> **Exercise input**
═══

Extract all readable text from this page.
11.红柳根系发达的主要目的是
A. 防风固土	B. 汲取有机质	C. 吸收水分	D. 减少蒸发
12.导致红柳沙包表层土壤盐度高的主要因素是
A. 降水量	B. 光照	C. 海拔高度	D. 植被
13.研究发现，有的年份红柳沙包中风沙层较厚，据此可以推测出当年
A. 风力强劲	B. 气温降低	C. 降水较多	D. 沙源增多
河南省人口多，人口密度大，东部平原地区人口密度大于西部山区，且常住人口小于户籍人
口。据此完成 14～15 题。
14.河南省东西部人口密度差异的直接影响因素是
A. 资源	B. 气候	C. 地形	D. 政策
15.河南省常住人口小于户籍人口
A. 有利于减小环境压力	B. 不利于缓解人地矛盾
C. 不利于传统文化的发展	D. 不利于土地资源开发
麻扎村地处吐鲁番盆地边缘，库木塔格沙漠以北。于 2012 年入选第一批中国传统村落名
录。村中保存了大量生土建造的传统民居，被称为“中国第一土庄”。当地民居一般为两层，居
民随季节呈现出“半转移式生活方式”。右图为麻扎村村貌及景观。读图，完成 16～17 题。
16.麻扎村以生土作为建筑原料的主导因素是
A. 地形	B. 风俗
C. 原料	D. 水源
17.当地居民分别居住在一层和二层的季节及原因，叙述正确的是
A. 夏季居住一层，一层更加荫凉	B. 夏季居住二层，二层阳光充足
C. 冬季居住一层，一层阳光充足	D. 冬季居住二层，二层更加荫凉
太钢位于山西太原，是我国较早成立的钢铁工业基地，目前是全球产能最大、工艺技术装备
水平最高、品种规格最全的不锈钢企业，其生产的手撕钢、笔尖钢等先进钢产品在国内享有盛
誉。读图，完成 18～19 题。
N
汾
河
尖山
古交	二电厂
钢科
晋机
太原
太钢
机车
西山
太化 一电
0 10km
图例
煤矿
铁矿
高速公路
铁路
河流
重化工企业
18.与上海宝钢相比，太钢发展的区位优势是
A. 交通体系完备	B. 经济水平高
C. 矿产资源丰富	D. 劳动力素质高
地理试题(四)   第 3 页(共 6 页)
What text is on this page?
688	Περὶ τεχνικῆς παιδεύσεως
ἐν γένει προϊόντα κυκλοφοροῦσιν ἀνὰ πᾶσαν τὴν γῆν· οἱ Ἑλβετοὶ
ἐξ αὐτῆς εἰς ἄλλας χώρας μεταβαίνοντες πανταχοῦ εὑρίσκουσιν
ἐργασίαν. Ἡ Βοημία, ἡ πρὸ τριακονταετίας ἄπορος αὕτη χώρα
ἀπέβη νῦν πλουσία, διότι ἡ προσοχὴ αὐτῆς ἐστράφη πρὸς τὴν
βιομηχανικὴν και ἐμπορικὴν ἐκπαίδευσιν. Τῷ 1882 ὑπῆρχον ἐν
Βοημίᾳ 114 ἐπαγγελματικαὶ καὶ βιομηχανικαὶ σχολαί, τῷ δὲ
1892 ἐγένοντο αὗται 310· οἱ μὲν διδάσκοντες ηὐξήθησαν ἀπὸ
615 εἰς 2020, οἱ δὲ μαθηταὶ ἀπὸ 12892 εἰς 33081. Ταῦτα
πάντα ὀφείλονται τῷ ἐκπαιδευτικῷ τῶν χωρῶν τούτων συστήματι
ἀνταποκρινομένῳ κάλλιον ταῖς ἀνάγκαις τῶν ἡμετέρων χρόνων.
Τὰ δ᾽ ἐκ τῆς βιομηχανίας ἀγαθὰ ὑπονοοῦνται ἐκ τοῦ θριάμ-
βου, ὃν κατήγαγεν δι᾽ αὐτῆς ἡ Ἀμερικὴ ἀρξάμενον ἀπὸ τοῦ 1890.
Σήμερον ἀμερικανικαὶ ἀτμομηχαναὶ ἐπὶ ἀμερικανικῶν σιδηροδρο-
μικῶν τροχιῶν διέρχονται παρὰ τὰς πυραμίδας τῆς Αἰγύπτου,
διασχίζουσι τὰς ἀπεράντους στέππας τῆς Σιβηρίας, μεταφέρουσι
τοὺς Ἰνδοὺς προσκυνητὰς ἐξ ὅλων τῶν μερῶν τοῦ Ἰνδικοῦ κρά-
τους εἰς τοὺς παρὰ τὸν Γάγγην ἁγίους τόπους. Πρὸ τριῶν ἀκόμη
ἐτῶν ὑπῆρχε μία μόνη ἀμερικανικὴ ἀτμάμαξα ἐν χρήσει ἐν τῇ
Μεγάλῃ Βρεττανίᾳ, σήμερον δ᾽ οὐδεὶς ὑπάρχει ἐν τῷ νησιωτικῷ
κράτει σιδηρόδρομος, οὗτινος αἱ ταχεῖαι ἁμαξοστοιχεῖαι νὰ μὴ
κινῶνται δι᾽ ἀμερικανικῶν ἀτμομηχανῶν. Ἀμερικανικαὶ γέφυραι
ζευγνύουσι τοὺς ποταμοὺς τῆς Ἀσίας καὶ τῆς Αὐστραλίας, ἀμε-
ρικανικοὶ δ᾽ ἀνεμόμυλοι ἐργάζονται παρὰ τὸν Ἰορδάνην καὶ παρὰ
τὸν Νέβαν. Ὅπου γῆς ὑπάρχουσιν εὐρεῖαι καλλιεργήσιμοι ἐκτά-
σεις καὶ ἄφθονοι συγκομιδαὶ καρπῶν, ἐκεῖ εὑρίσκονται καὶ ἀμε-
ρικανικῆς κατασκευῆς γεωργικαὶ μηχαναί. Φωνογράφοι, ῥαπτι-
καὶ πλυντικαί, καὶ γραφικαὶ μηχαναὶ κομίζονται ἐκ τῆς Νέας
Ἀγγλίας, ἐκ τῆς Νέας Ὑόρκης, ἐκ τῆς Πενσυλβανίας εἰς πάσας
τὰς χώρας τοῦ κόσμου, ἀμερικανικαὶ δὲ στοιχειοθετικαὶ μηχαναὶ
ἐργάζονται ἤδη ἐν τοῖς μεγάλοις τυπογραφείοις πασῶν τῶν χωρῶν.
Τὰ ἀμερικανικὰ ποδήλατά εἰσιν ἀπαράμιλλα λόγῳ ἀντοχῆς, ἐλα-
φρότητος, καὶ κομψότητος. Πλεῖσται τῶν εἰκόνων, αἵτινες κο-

═══

> **Exercise prompt**
Pull out all lines of the data with the string "ἐργάζονται".

> **Correct result**
ρικανικοὶ δ᾽ ἀνεμόμυλοι ἐργάζονται παρὰ τὸν Ἰορδάνην καὶ παρὰ
ἐργάζονται ἤδη ἐν τοῖς μεγάλοις τυπογραφείοις πασῶν τῶν χωρῶν.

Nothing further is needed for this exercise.